**WHAT THE TASK REQUIRES:** Copy whichever lines contain the string "Estimate".
:: EXERCISE INPUT ::
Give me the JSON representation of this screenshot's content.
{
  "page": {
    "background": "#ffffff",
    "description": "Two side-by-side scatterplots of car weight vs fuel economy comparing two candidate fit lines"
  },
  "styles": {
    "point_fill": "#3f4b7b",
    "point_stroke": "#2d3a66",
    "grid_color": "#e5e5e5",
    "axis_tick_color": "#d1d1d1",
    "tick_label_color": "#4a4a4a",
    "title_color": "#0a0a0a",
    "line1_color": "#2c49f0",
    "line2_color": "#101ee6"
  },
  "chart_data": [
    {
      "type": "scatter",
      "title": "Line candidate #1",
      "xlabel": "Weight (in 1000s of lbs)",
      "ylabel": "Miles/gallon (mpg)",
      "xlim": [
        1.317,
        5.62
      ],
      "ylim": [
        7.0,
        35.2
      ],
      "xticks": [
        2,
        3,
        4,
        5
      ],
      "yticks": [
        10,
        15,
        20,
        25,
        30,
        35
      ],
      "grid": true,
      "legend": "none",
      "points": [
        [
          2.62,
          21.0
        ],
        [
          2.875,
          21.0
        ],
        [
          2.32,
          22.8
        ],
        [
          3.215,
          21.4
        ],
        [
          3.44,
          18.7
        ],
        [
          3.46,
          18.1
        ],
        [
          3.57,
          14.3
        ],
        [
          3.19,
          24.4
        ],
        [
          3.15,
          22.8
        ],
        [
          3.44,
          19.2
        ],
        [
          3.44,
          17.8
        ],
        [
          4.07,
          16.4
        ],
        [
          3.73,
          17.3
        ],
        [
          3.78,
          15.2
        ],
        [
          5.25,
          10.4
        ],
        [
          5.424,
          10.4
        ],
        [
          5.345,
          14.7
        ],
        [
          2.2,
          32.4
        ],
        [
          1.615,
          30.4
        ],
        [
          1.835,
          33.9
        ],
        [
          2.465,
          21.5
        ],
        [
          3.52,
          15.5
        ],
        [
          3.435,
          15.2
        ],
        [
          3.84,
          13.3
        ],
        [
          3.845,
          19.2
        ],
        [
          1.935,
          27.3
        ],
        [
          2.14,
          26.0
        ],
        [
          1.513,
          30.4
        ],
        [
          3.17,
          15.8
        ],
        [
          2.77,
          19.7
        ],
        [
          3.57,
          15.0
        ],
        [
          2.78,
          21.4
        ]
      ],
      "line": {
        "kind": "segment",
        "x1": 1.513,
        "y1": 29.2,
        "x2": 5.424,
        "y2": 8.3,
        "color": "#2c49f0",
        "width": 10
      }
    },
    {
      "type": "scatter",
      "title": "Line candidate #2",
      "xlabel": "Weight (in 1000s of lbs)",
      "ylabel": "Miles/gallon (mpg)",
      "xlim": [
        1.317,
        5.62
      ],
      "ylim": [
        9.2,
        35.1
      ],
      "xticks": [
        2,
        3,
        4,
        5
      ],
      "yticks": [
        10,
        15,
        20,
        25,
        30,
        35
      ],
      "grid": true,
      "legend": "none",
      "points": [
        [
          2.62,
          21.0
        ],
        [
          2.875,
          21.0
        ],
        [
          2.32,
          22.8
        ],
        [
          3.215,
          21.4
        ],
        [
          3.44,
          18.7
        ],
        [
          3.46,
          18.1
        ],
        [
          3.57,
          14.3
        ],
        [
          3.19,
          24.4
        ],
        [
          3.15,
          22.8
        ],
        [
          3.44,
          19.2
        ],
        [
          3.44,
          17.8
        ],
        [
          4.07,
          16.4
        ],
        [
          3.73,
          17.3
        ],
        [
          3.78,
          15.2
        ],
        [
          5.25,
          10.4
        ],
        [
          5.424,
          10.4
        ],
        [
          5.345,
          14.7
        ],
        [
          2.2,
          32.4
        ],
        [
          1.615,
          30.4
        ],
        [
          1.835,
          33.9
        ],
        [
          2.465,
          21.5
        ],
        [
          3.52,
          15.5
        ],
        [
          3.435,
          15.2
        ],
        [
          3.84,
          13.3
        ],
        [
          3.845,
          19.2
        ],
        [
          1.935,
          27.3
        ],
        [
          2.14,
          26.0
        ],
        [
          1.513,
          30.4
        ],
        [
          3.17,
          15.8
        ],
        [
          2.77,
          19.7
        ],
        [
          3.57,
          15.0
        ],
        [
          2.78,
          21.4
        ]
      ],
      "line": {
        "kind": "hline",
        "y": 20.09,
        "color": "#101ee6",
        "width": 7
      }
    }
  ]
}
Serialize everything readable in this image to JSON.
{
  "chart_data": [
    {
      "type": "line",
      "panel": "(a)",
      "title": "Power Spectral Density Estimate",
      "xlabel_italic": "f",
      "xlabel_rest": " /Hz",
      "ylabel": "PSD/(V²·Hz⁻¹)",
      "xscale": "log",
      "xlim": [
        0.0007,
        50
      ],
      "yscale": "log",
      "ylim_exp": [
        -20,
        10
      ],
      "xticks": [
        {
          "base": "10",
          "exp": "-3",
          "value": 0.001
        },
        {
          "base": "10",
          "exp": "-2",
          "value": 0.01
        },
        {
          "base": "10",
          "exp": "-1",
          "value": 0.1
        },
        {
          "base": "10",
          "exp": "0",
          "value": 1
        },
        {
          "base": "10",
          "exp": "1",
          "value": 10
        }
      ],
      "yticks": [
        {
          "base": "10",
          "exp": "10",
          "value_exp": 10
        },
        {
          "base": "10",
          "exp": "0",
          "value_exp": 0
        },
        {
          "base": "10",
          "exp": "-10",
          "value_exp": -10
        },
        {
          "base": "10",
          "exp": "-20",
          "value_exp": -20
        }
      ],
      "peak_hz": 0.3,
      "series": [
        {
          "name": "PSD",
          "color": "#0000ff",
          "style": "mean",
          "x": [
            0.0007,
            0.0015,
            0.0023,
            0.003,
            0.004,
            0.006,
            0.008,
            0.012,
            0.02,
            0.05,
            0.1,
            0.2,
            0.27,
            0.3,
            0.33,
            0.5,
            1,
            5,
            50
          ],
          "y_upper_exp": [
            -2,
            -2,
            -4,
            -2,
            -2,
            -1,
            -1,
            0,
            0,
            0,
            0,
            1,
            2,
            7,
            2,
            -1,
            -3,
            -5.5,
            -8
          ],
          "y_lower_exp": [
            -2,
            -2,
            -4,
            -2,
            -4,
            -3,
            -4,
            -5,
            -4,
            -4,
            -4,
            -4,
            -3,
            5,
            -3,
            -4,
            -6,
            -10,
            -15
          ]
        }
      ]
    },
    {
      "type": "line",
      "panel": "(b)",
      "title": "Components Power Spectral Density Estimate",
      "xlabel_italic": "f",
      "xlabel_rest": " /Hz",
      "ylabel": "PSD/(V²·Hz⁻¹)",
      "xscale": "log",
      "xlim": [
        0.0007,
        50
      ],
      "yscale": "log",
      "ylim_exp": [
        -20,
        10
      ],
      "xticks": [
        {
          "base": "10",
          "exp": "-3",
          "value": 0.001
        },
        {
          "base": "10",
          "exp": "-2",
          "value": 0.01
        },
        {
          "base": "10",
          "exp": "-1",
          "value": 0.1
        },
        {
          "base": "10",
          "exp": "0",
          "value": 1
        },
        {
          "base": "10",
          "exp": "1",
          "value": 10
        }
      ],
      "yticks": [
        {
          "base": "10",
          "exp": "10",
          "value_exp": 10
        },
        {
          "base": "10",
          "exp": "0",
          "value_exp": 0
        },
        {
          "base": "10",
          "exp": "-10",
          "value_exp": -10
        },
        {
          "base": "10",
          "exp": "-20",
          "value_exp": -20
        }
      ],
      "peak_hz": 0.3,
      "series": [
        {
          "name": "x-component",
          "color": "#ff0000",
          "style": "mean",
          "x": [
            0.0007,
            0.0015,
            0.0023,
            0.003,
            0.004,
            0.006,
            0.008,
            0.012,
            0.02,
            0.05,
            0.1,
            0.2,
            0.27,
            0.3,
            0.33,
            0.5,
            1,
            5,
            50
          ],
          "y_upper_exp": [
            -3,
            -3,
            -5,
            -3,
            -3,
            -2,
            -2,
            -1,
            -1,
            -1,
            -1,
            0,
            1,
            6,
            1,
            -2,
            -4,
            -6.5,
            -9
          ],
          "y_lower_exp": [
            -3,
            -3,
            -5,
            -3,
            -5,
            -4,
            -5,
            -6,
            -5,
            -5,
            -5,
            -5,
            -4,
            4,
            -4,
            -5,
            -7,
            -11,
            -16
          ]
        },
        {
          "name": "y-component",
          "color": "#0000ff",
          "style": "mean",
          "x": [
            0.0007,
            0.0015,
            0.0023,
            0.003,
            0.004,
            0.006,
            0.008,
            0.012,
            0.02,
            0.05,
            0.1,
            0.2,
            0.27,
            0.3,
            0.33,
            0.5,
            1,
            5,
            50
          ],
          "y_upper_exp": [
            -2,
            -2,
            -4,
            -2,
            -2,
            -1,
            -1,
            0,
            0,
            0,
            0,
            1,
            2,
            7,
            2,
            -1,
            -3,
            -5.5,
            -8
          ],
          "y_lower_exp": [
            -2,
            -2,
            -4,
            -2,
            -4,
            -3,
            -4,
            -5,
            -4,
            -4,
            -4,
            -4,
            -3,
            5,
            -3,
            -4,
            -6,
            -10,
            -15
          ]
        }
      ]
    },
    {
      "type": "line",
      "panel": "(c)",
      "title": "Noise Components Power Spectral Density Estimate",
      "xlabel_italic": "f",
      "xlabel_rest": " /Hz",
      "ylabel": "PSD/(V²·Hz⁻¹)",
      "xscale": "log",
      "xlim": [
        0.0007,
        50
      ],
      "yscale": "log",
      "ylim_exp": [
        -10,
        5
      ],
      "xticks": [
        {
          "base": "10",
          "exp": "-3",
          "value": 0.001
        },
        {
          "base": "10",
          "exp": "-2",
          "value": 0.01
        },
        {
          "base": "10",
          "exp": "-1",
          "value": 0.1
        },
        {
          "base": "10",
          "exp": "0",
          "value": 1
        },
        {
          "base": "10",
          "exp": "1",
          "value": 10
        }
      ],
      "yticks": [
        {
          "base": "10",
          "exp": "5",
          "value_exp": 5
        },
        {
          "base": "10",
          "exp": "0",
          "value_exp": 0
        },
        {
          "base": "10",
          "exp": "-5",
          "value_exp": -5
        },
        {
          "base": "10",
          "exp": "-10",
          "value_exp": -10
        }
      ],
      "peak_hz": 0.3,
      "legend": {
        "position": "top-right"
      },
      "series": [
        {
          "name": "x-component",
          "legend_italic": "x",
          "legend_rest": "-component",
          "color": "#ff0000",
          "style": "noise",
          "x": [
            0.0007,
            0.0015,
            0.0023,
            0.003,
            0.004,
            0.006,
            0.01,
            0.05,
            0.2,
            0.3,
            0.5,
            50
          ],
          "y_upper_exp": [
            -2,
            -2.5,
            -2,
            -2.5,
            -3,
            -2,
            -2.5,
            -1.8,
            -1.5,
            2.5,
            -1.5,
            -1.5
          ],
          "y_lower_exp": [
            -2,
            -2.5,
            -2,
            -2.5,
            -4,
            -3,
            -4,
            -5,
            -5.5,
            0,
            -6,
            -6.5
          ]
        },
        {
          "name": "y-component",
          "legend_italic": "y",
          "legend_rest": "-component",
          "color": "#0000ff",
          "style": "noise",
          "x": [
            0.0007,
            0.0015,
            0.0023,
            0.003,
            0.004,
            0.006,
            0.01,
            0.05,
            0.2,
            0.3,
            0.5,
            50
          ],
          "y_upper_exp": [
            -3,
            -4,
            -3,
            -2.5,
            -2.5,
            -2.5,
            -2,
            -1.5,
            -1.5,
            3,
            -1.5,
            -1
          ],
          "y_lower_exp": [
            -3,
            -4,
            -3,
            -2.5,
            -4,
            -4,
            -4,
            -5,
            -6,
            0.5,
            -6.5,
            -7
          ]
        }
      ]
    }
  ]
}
:::
**COMPLETE OUTPUT:**
      "title": "Power Spectral Density Estimate",
      "title": "Components Power Spectral Density Estimate",
      "title": "Noise Components Power Spectral Density Estimate",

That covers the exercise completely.